# start of Record list

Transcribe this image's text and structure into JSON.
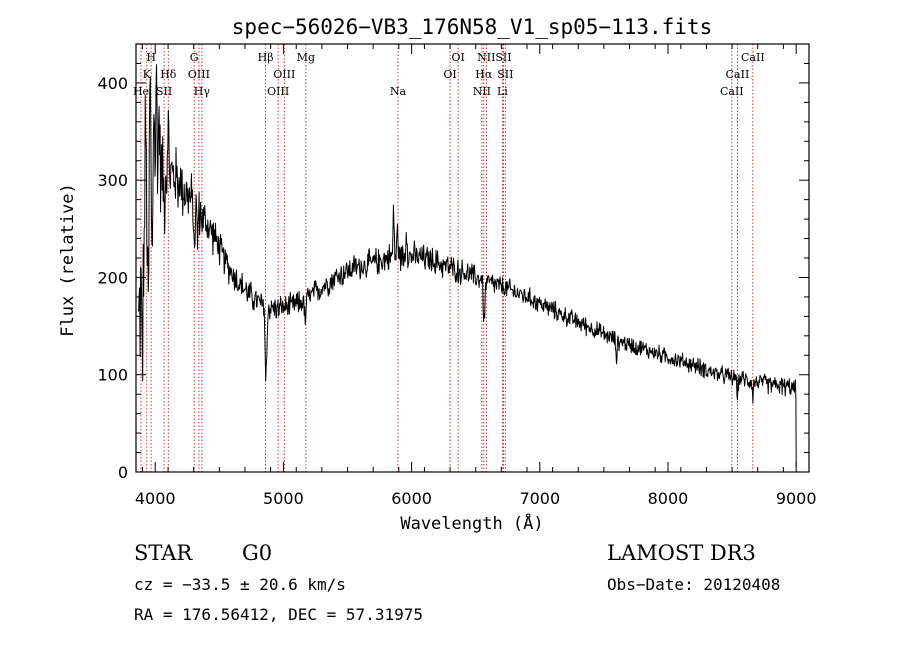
{
  "chart_data": {
    "type": "line",
    "title": "spec−56026−VB3_176N58_V1_sp05−113.fits",
    "xlabel": "Wavelength (Å)",
    "ylabel": "Flux (relative)",
    "xlim": [
      3850,
      9100
    ],
    "ylim": [
      0,
      440
    ],
    "xticks": [
      4000,
      5000,
      6000,
      7000,
      8000,
      9000
    ],
    "xtick_labels": [
      "4000",
      "5000",
      "6000",
      "7000",
      "8000",
      "9000"
    ],
    "yticks": [
      0,
      100,
      200,
      300,
      400
    ],
    "ytick_labels": [
      "0",
      "100",
      "200",
      "300",
      "400"
    ],
    "grid": false,
    "line_color": "#000000",
    "marker_color": "#cc2222",
    "lines": [
      {
        "label": "He",
        "wave": 3889,
        "row": 3
      },
      {
        "label": "K",
        "wave": 3934,
        "row": 2
      },
      {
        "label": "H",
        "wave": 3968,
        "row": 1
      },
      {
        "label": "SⅠⅠ",
        "wave": 4069,
        "row": 3
      },
      {
        "label": "Hδ",
        "wave": 4102,
        "row": 2
      },
      {
        "label": "G",
        "wave": 4304,
        "row": 1
      },
      {
        "label": "OⅠⅠⅠ",
        "wave": 4341,
        "row": 2
      },
      {
        "label": "Hγ",
        "wave": 4364,
        "row": 3
      },
      {
        "label": "Hβ",
        "wave": 4861,
        "row": 1
      },
      {
        "label": "OⅠⅠⅠ",
        "wave": 4959,
        "row": 3
      },
      {
        "label": "OⅠⅠⅠ",
        "wave": 5007,
        "row": 2
      },
      {
        "label": "Mg",
        "wave": 5175,
        "row": 1
      },
      {
        "label": "Na",
        "wave": 5894,
        "row": 3
      },
      {
        "label": "OⅠ",
        "wave": 6300,
        "row": 2
      },
      {
        "label": "OⅠ",
        "wave": 6363,
        "row": 1
      },
      {
        "label": "NⅠⅠ",
        "wave": 6548,
        "row": 3
      },
      {
        "label": "Hα",
        "wave": 6563,
        "row": 2
      },
      {
        "label": "NⅠⅠ",
        "wave": 6583,
        "row": 1
      },
      {
        "label": "SⅠⅠ",
        "wave": 6717,
        "row": 1
      },
      {
        "label": "Li",
        "wave": 6708,
        "row": 3
      },
      {
        "label": "SⅠⅠ",
        "wave": 6731,
        "row": 2
      },
      {
        "label": "CaⅠⅠ",
        "wave": 8498,
        "row": 3
      },
      {
        "label": "CaⅠⅠ",
        "wave": 8542,
        "row": 2
      },
      {
        "label": "CaⅠⅠ",
        "wave": 8662,
        "row": 1
      }
    ],
    "continuum": [
      [
        3870,
        150
      ],
      [
        3920,
        240
      ],
      [
        3980,
        300
      ],
      [
        4050,
        310
      ],
      [
        4150,
        305
      ],
      [
        4250,
        285
      ],
      [
        4350,
        265
      ],
      [
        4450,
        245
      ],
      [
        4550,
        215
      ],
      [
        4650,
        195
      ],
      [
        4750,
        180
      ],
      [
        4850,
        170
      ],
      [
        4950,
        168
      ],
      [
        5050,
        170
      ],
      [
        5150,
        175
      ],
      [
        5250,
        185
      ],
      [
        5400,
        200
      ],
      [
        5550,
        210
      ],
      [
        5700,
        215
      ],
      [
        5850,
        222
      ],
      [
        6000,
        222
      ],
      [
        6150,
        218
      ],
      [
        6300,
        210
      ],
      [
        6450,
        203
      ],
      [
        6600,
        195
      ],
      [
        6750,
        188
      ],
      [
        6900,
        180
      ],
      [
        7050,
        170
      ],
      [
        7200,
        160
      ],
      [
        7400,
        148
      ],
      [
        7600,
        135
      ],
      [
        7800,
        127
      ],
      [
        8000,
        118
      ],
      [
        8200,
        110
      ],
      [
        8400,
        100
      ],
      [
        8600,
        95
      ],
      [
        8800,
        90
      ],
      [
        8950,
        87
      ],
      [
        9000,
        85
      ]
    ],
    "spikes": [
      [
        3900,
        -90
      ],
      [
        3925,
        120
      ],
      [
        3945,
        -110
      ],
      [
        3960,
        140
      ],
      [
        3975,
        -80
      ],
      [
        3990,
        80
      ],
      [
        4010,
        110
      ],
      [
        4030,
        70
      ],
      [
        4070,
        -40
      ],
      [
        4100,
        60
      ],
      [
        4304,
        -50
      ],
      [
        4330,
        -30
      ],
      [
        4861,
        -75
      ],
      [
        4870,
        -45
      ],
      [
        5170,
        -30
      ],
      [
        5860,
        55
      ],
      [
        5890,
        30
      ],
      [
        5960,
        35
      ],
      [
        6563,
        -35
      ],
      [
        6570,
        -25
      ],
      [
        7600,
        -20
      ],
      [
        8542,
        -18
      ],
      [
        8662,
        -15
      ]
    ],
    "noise_amp": [
      [
        3870,
        60
      ],
      [
        4100,
        30
      ],
      [
        4500,
        14
      ],
      [
        5000,
        10
      ],
      [
        6000,
        12
      ],
      [
        7000,
        8
      ],
      [
        8000,
        7
      ],
      [
        9000,
        8
      ]
    ]
  },
  "info": {
    "class_label": "STAR",
    "subclass": "G0",
    "cz_text": "cz = −33.5 ± 20.6 km/s",
    "coords_text": "RA = 176.56412, DEC =  57.31975",
    "survey": "LAMOST DR3",
    "obs_date": "Obs−Date: 20120408"
  }
}
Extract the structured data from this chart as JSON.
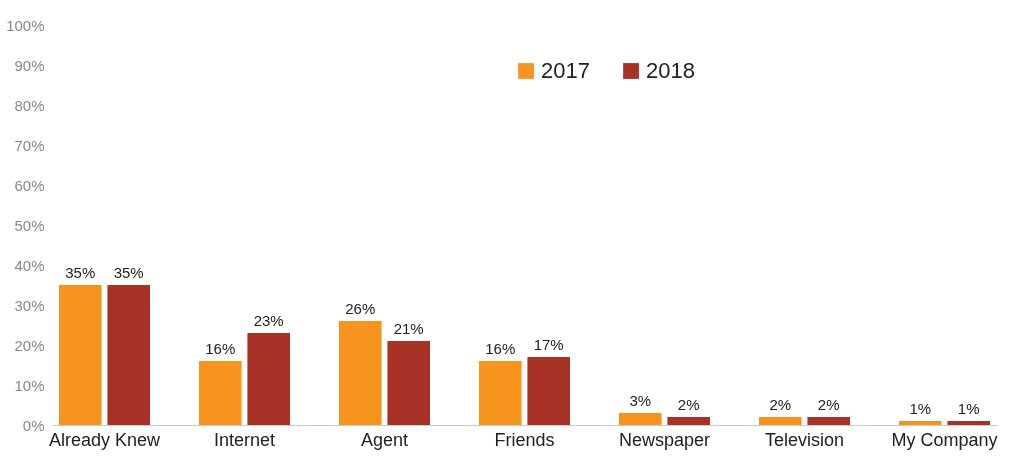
{
  "chart_data": {
    "type": "bar",
    "categories": [
      "Already Knew",
      "Internet",
      "Agent",
      "Friends",
      "Newspaper",
      "Television",
      "My Company"
    ],
    "series": [
      {
        "name": "2017",
        "color": "#f7941d",
        "values": [
          35,
          16,
          26,
          16,
          3,
          2,
          1
        ],
        "value_labels": [
          "35%",
          "16%",
          "26%",
          "16%",
          "3%",
          "2%",
          "1%"
        ]
      },
      {
        "name": "2018",
        "color": "#a93226",
        "values": [
          35,
          23,
          21,
          17,
          2,
          2,
          1
        ],
        "value_labels": [
          "35%",
          "23%",
          "21%",
          "17%",
          "2%",
          "2%",
          "1%"
        ]
      }
    ],
    "ylim": [
      0,
      100
    ],
    "yticks": [
      {
        "value": 0,
        "label": "0%"
      },
      {
        "value": 10,
        "label": "10%"
      },
      {
        "value": 20,
        "label": "20%"
      },
      {
        "value": 30,
        "label": "30%"
      },
      {
        "value": 40,
        "label": "40%"
      },
      {
        "value": 50,
        "label": "50%"
      },
      {
        "value": 60,
        "label": "60%"
      },
      {
        "value": 70,
        "label": "70%"
      },
      {
        "value": 80,
        "label": "80%"
      },
      {
        "value": 90,
        "label": "90%"
      },
      {
        "value": 100,
        "label": "100%"
      }
    ],
    "grid": false,
    "legend": "top"
  }
}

# end of Record list

=== Exercise instructions ===
Each line in the records above should be reproduced exactly; images are not copied.

=== Solution to the exercise ===
Transcribe this image's text and structure into JSON.
{
  "chart_data": {
    "type": "line",
    "title": "spec−56026−VB3_176N58_V1_sp05−113.fits",
    "xlabel": "Wavelength (Å)",
    "ylabel": "Flux (relative)",
    "xlim": [
      3850,
      9100
    ],
    "ylim": [
      0,
      440
    ],
    "xticks": [
      4000,
      5000,
      6000,
      7000,
      8000,
      9000
    ],
    "xtick_labels": [
      "4000",
      "5000",
      "6000",
      "7000",
      "8000",
      "9000"
    ],
    "yticks": [
      0,
      100,
      200,
      300,
      400
    ],
    "ytick_labels": [
      "0",
      "100",
      "200",
      "300",
      "400"
    ],
    "grid": false,
    "line_color": "#000000",
    "marker_color": "#cc2222",
    "lines": [
      {
        "label": "He",
        "wave": 3889,
        "row": 3
      },
      {
        "label": "K",
        "wave": 3934,
        "row": 2
      },
      {
        "label": "H",
        "wave": 3968,
        "row": 1
      },
      {
        "label": "SⅠⅠ",
        "wave": 4069,
        "row": 3
      },
      {
        "label": "Hδ",
        "wave": 4102,
        "row": 2
      },
      {
        "label": "G",
        "wave": 4304,
        "row": 1
      },
      {
        "label": "OⅠⅠⅠ",
        "wave": 4341,
        "row": 2
      },
      {
        "label": "Hγ",
        "wave": 4364,
        "row": 3
      },
      {
        "label": "Hβ",
        "wave": 4861,
        "row": 1
      },
      {
        "label": "OⅠⅠⅠ",
        "wave": 4959,
        "row": 3
      },
      {
        "label": "OⅠⅠⅠ",
        "wave": 5007,
        "row": 2
      },
      {
        "label": "Mg",
        "wave": 5175,
        "row": 1
      },
      {
        "label": "Na",
        "wave": 5894,
        "row": 3
      },
      {
        "label": "OⅠ",
        "wave": 6300,
        "row": 2
      },
      {
        "label": "OⅠ",
        "wave": 6363,
        "row": 1
      },
      {
        "label": "NⅠⅠ",
        "wave": 6548,
        "row": 3
      },
      {
        "label": "Hα",
        "wave": 6563,
        "row": 2
      },
      {
        "label": "NⅠⅠ",
        "wave": 6583,
        "row": 1
      },
      {
        "label": "SⅠⅠ",
        "wave": 6717,
        "row": 1
      },
      {
        "label": "Li",
        "wave": 6708,
        "row": 3
      },
      {
        "label": "SⅠⅠ",
        "wave": 6731,
        "row": 2
      },
      {
        "label": "CaⅠⅠ",
        "wave": 8498,
        "row": 3
      },
      {
        "label": "CaⅠⅠ",
        "wave": 8542,
        "row": 2
      },
      {
        "label": "CaⅠⅠ",
        "wave": 8662,
        "row": 1
      }
    ],
    "continuum": [
      [
        3870,
        150
      ],
      [
        3920,
        240
      ],
      [
        3980,
        300
      ],
      [
        4050,
        310
      ],
      [
        4150,
        305
      ],
      [
        4250,
        285
      ],
      [
        4350,
        265
      ],
      [
        4450,
        245
      ],
      [
        4550,
        215
      ],
      [
        4650,
        195
      ],
      [
        4750,
        180
      ],
      [
        4850,
        170
      ],
      [
        4950,
        168
      ],
      [
        5050,
        170
      ],
      [
        5150,
        175
      ],
      [
        5250,
        185
      ],
      [
        5400,
        200
      ],
      [
        5550,
        210
      ],
      [
        5700,
        215
      ],
      [
        5850,
        222
      ],
      [
        6000,
        222
      ],
      [
        6150,
        218
      ],
      [
        6300,
        210
      ],
      [
        6450,
        203
      ],
      [
        6600,
        195
      ],
      [
        6750,
        188
      ],
      [
        6900,
        180
      ],
      [
        7050,
        170
      ],
      [
        7200,
        160
      ],
      [
        7400,
        148
      ],
      [
        7600,
        135
      ],
      [
        7800,
        127
      ],
      [
        8000,
        118
      ],
      [
        8200,
        110
      ],
      [
        8400,
        100
      ],
      [
        8600,
        95
      ],
      [
        8800,
        90
      ],
      [
        8950,
        87
      ],
      [
        9000,
        85
      ]
    ],
    "spikes": [
      [
        3900,
        -90
      ],
      [
        3925,
        120
      ],
      [
        3945,
        -110
      ],
      [
        3960,
        140
      ],
      [
        3975,
        -80
      ],
      [
        3990,
        80
      ],
      [
        4010,
        110
      ],
      [
        4030,
        70
      ],
      [
        4070,
        -40
      ],
      [
        4100,
        60
      ],
      [
        4304,
        -50
      ],
      [
        4330,
        -30
      ],
      [
        4861,
        -75
      ],
      [
        4870,
        -45
      ],
      [
        5170,
        -30
      ],
      [
        5860,
        55
      ],
      [
        5890,
        30
      ],
      [
        5960,
        35
      ],
      [
        6563,
        -35
      ],
      [
        6570,
        -25
      ],
      [
        7600,
        -20
      ],
      [
        8542,
        -18
      ],
      [
        8662,
        -15
      ]
    ],
    "noise_amp": [
      [
        3870,
        60
      ],
      [
        4100,
        30
      ],
      [
        4500,
        14
      ],
      [
        5000,
        10
      ],
      [
        6000,
        12
      ],
      [
        7000,
        8
      ],
      [
        8000,
        7
      ],
      [
        9000,
        8
      ]
    ]
  },
  "info": {
    "class_label": "STAR",
    "subclass": "G0",
    "cz_text": "cz = −33.5 ± 20.6 km/s",
    "coords_text": "RA = 176.56412, DEC =  57.31975",
    "survey": "LAMOST DR3",
    "obs_date": "Obs−Date: 20120408"
  }
}
Extract the structured data from this chart as JSON.
{
  "chart_data": {
    "type": "bar",
    "categories": [
      "Already Knew",
      "Internet",
      "Agent",
      "Friends",
      "Newspaper",
      "Television",
      "My Company"
    ],
    "series": [
      {
        "name": "2017",
        "color": "#f7941d",
        "values": [
          35,
          16,
          26,
          16,
          3,
          2,
          1
        ],
        "value_labels": [
          "35%",
          "16%",
          "26%",
          "16%",
          "3%",
          "2%",
          "1%"
        ]
      },
      {
        "name": "2018",
        "color": "#a93226",
        "values": [
          35,
          23,
          21,
          17,
          2,
          2,
          1
        ],
        "value_labels": [
          "35%",
          "23%",
          "21%",
          "17%",
          "2%",
          "2%",
          "1%"
        ]
      }
    ],
    "ylim": [
      0,
      100
    ],
    "yticks": [
      {
        "value": 0,
        "label": "0%"
      },
      {
        "value": 10,
        "label": "10%"
      },
      {
        "value": 20,
        "label": "20%"
      },
      {
        "value": 30,
        "label": "30%"
      },
      {
        "value": 40,
        "label": "40%"
      },
      {
        "value": 50,
        "label": "50%"
      },
      {
        "value": 60,
        "label": "60%"
      },
      {
        "value": 70,
        "label": "70%"
      },
      {
        "value": 80,
        "label": "80%"
      },
      {
        "value": 90,
        "label": "90%"
      },
      {
        "value": 100,
        "label": "100%"
      }
    ],
    "grid": false,
    "legend": "top"
  }
}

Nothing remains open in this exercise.